§ Problem details
Restate every line of the material, word for word.

━━━━━ Given information ━━━━━

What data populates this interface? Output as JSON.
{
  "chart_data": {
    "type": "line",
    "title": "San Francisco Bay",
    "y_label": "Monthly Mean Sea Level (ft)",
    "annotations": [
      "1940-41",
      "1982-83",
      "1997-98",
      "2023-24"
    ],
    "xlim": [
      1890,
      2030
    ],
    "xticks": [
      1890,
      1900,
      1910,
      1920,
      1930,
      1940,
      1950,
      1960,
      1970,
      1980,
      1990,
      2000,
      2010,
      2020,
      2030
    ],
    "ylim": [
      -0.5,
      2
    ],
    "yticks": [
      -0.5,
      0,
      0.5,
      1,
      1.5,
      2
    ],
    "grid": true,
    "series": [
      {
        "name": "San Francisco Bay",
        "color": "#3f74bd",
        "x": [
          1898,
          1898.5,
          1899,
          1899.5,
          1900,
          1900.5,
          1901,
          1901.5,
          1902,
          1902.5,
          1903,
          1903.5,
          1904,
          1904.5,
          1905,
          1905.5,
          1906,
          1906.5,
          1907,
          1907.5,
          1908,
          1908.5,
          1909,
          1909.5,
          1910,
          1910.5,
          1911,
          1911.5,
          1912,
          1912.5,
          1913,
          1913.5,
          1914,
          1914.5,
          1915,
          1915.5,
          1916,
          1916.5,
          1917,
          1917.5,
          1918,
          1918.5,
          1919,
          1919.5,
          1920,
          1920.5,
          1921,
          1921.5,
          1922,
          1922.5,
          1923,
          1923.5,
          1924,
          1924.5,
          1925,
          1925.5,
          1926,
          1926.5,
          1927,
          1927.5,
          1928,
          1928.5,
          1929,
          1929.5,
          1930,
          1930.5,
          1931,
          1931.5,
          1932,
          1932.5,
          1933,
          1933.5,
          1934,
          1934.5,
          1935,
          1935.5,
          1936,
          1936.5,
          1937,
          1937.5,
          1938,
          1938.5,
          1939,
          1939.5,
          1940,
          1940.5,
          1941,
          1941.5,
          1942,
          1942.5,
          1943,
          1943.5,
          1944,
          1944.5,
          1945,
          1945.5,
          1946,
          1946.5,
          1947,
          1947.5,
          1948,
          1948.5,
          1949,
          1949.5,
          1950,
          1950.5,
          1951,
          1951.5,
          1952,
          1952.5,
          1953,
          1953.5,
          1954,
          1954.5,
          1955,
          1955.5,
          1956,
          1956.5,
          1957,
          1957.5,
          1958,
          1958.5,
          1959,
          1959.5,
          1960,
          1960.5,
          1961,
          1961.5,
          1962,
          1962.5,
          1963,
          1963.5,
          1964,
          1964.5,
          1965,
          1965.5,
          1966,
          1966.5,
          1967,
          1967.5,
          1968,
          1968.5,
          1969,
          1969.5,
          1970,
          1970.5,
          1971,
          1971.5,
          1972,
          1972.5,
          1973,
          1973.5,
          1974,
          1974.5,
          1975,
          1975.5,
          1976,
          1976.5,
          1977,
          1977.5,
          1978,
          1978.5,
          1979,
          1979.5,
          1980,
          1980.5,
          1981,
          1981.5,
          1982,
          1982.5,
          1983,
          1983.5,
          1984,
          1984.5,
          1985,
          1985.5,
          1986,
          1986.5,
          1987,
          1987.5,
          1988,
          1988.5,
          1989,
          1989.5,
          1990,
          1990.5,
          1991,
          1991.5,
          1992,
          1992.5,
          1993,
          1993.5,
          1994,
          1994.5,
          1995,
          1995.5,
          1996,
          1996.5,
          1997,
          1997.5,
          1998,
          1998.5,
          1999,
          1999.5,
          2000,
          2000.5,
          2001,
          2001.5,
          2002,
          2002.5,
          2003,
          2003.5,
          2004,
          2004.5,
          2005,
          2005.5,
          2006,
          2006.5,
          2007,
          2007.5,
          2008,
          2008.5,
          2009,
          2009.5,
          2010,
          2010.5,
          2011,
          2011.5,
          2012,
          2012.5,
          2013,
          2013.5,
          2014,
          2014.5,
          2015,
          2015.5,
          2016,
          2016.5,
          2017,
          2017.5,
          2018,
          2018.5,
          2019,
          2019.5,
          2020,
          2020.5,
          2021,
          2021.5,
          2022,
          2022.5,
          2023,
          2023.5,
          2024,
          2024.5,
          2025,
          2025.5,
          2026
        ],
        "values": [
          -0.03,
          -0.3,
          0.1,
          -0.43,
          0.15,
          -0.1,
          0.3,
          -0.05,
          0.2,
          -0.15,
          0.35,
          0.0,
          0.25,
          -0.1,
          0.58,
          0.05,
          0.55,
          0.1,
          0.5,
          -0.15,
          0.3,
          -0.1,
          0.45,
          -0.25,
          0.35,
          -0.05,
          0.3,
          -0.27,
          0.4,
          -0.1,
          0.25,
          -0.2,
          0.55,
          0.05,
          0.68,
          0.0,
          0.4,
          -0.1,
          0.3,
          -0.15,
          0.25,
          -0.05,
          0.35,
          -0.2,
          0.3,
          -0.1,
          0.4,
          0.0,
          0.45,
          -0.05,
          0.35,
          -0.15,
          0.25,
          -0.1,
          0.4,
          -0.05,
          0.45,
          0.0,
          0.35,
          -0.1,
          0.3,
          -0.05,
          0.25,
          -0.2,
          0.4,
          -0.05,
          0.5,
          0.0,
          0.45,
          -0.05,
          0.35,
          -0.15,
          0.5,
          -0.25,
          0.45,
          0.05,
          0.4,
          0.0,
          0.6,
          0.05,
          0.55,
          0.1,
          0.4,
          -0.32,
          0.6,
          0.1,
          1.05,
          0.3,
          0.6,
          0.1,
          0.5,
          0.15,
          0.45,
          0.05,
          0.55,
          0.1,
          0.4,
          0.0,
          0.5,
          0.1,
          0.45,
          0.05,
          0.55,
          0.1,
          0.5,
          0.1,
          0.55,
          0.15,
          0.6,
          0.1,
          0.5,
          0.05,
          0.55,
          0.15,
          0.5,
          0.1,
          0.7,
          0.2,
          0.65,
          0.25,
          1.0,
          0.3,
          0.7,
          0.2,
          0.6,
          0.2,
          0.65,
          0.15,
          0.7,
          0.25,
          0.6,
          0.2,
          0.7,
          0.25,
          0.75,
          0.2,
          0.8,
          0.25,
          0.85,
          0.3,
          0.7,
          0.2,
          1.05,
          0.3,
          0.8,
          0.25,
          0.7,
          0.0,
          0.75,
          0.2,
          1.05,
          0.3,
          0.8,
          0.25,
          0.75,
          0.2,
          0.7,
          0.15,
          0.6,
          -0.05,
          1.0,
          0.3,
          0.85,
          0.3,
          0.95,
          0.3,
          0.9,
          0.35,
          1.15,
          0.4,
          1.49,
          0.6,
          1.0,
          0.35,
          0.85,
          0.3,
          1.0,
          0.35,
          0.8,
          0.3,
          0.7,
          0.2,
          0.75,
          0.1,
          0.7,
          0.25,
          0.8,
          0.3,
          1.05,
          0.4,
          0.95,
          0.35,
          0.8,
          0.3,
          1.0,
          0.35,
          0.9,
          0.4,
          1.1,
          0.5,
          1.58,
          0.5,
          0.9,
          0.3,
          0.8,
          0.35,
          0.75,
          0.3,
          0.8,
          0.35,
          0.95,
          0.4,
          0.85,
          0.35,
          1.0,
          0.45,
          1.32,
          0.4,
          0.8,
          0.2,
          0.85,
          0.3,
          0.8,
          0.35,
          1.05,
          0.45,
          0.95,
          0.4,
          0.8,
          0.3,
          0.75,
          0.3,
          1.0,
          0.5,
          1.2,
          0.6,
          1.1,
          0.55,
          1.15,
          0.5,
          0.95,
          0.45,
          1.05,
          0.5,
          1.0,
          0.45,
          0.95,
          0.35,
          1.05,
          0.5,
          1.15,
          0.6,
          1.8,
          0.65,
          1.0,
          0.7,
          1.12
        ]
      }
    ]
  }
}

━━━━━

§ Right answer
What data populates this interface? Output as JSON.
{
  "chart_data": {
    "type": "line",
    "title": "San Francisco Bay",
    "y_label": "Monthly Mean Sea Level (ft)",
    "annotations": [
      "1940-41",
      "1982-83",
      "1997-98",
      "2023-24"
    ],
    "xlim": [
      1890,
      2030
    ],
    "xticks": [
      1890,
      1900,
      1910,
      1920,
      1930,
      1940,
      1950,
      1960,
      1970,
      1980,
      1990,
      2000,
      2010,
      2020,
      2030
    ],
    "ylim": [
      -0.5,
      2
    ],
    "yticks": [
      -0.5,
      0,
      0.5,
      1,
      1.5,
      2
    ],
    "grid": true,
    "series": [
      {
        "name": "San Francisco Bay",
        "color": "#3f74bd",
        "x": [
          1898,
          1898.5,
          1899,
          1899.5,
          1900,
          1900.5,
          1901,
          1901.5,
          1902,
          1902.5,
          1903,
          1903.5,
          1904,
          1904.5,
          1905,
          1905.5,
          1906,
          1906.5,
          1907,
          1907.5,
          1908,
          1908.5,
          1909,
          1909.5,
          1910,
          1910.5,
          1911,
          1911.5,
          1912,
          1912.5,
          1913,
          1913.5,
          1914,
          1914.5,
          1915,
          1915.5,
          1916,
          1916.5,
          1917,
          1917.5,
          1918,
          1918.5,
          1919,
          1919.5,
          1920,
          1920.5,
          1921,
          1921.5,
          1922,
          1922.5,
          1923,
          1923.5,
          1924,
          1924.5,
          1925,
          1925.5,
          1926,
          1926.5,
          1927,
          1927.5,
          1928,
          1928.5,
          1929,
          1929.5,
          1930,
          1930.5,
          1931,
          1931.5,
          1932,
          1932.5,
          1933,
          1933.5,
          1934,
          1934.5,
          1935,
          1935.5,
          1936,
          1936.5,
          1937,
          1937.5,
          1938,
          1938.5,
          1939,
          1939.5,
          1940,
          1940.5,
          1941,
          1941.5,
          1942,
          1942.5,
          1943,
          1943.5,
          1944,
          1944.5,
          1945,
          1945.5,
          1946,
          1946.5,
          1947,
          1947.5,
          1948,
          1948.5,
          1949,
          1949.5,
          1950,
          1950.5,
          1951,
          1951.5,
          1952,
          1952.5,
          1953,
          1953.5,
          1954,
          1954.5,
          1955,
          1955.5,
          1956,
          1956.5,
          1957,
          1957.5,
          1958,
          1958.5,
          1959,
          1959.5,
          1960,
          1960.5,
          1961,
          1961.5,
          1962,
          1962.5,
          1963,
          1963.5,
          1964,
          1964.5,
          1965,
          1965.5,
          1966,
          1966.5,
          1967,
          1967.5,
          1968,
          1968.5,
          1969,
          1969.5,
          1970,
          1970.5,
          1971,
          1971.5,
          1972,
          1972.5,
          1973,
          1973.5,
          1974,
          1974.5,
          1975,
          1975.5,
          1976,
          1976.5,
          1977,
          1977.5,
          1978,
          1978.5,
          1979,
          1979.5,
          1980,
          1980.5,
          1981,
          1981.5,
          1982,
          1982.5,
          1983,
          1983.5,
          1984,
          1984.5,
          1985,
          1985.5,
          1986,
          1986.5,
          1987,
          1987.5,
          1988,
          1988.5,
          1989,
          1989.5,
          1990,
          1990.5,
          1991,
          1991.5,
          1992,
          1992.5,
          1993,
          1993.5,
          1994,
          1994.5,
          1995,
          1995.5,
          1996,
          1996.5,
          1997,
          1997.5,
          1998,
          1998.5,
          1999,
          1999.5,
          2000,
          2000.5,
          2001,
          2001.5,
          2002,
          2002.5,
          2003,
          2003.5,
          2004,
          2004.5,
          2005,
          2005.5,
          2006,
          2006.5,
          2007,
          2007.5,
          2008,
          2008.5,
          2009,
          2009.5,
          2010,
          2010.5,
          2011,
          2011.5,
          2012,
          2012.5,
          2013,
          2013.5,
          2014,
          2014.5,
          2015,
          2015.5,
          2016,
          2016.5,
          2017,
          2017.5,
          2018,
          2018.5,
          2019,
          2019.5,
          2020,
          2020.5,
          2021,
          2021.5,
          2022,
          2022.5,
          2023,
          2023.5,
          2024,
          2024.5,
          2025,
          2025.5,
          2026
        ],
        "values": [
          -0.03,
          -0.3,
          0.1,
          -0.43,
          0.15,
          -0.1,
          0.3,
          -0.05,
          0.2,
          -0.15,
          0.35,
          0.0,
          0.25,
          -0.1,
          0.58,
          0.05,
          0.55,
          0.1,
          0.5,
          -0.15,
          0.3,
          -0.1,
          0.45,
          -0.25,
          0.35,
          -0.05,
          0.3,
          -0.27,
          0.4,
          -0.1,
          0.25,
          -0.2,
          0.55,
          0.05,
          0.68,
          0.0,
          0.4,
          -0.1,
          0.3,
          -0.15,
          0.25,
          -0.05,
          0.35,
          -0.2,
          0.3,
          -0.1,
          0.4,
          0.0,
          0.45,
          -0.05,
          0.35,
          -0.15,
          0.25,
          -0.1,
          0.4,
          -0.05,
          0.45,
          0.0,
          0.35,
          -0.1,
          0.3,
          -0.05,
          0.25,
          -0.2,
          0.4,
          -0.05,
          0.5,
          0.0,
          0.45,
          -0.05,
          0.35,
          -0.15,
          0.5,
          -0.25,
          0.45,
          0.05,
          0.4,
          0.0,
          0.6,
          0.05,
          0.55,
          0.1,
          0.4,
          -0.32,
          0.6,
          0.1,
          1.05,
          0.3,
          0.6,
          0.1,
          0.5,
          0.15,
          0.45,
          0.05,
          0.55,
          0.1,
          0.4,
          0.0,
          0.5,
          0.1,
          0.45,
          0.05,
          0.55,
          0.1,
          0.5,
          0.1,
          0.55,
          0.15,
          0.6,
          0.1,
          0.5,
          0.05,
          0.55,
          0.15,
          0.5,
          0.1,
          0.7,
          0.2,
          0.65,
          0.25,
          1.0,
          0.3,
          0.7,
          0.2,
          0.6,
          0.2,
          0.65,
          0.15,
          0.7,
          0.25,
          0.6,
          0.2,
          0.7,
          0.25,
          0.75,
          0.2,
          0.8,
          0.25,
          0.85,
          0.3,
          0.7,
          0.2,
          1.05,
          0.3,
          0.8,
          0.25,
          0.7,
          0.0,
          0.75,
          0.2,
          1.05,
          0.3,
          0.8,
          0.25,
          0.75,
          0.2,
          0.7,
          0.15,
          0.6,
          -0.05,
          1.0,
          0.3,
          0.85,
          0.3,
          0.95,
          0.3,
          0.9,
          0.35,
          1.15,
          0.4,
          1.49,
          0.6,
          1.0,
          0.35,
          0.85,
          0.3,
          1.0,
          0.35,
          0.8,
          0.3,
          0.7,
          0.2,
          0.75,
          0.1,
          0.7,
          0.25,
          0.8,
          0.3,
          1.05,
          0.4,
          0.95,
          0.35,
          0.8,
          0.3,
          1.0,
          0.35,
          0.9,
          0.4,
          1.1,
          0.5,
          1.58,
          0.5,
          0.9,
          0.3,
          0.8,
          0.35,
          0.75,
          0.3,
          0.8,
          0.35,
          0.95,
          0.4,
          0.85,
          0.35,
          1.0,
          0.45,
          1.32,
          0.4,
          0.8,
          0.2,
          0.85,
          0.3,
          0.8,
          0.35,
          1.05,
          0.45,
          0.95,
          0.4,
          0.8,
          0.3,
          0.75,
          0.3,
          1.0,
          0.5,
          1.2,
          0.6,
          1.1,
          0.55,
          1.15,
          0.5,
          0.95,
          0.45,
          1.05,
          0.5,
          1.0,
          0.45,
          0.95,
          0.35,
          1.05,
          0.5,
          1.15,
          0.6,
          1.8,
          0.65,
          1.0,
          0.7,
          1.12
        ]
      }
    ]
  }
}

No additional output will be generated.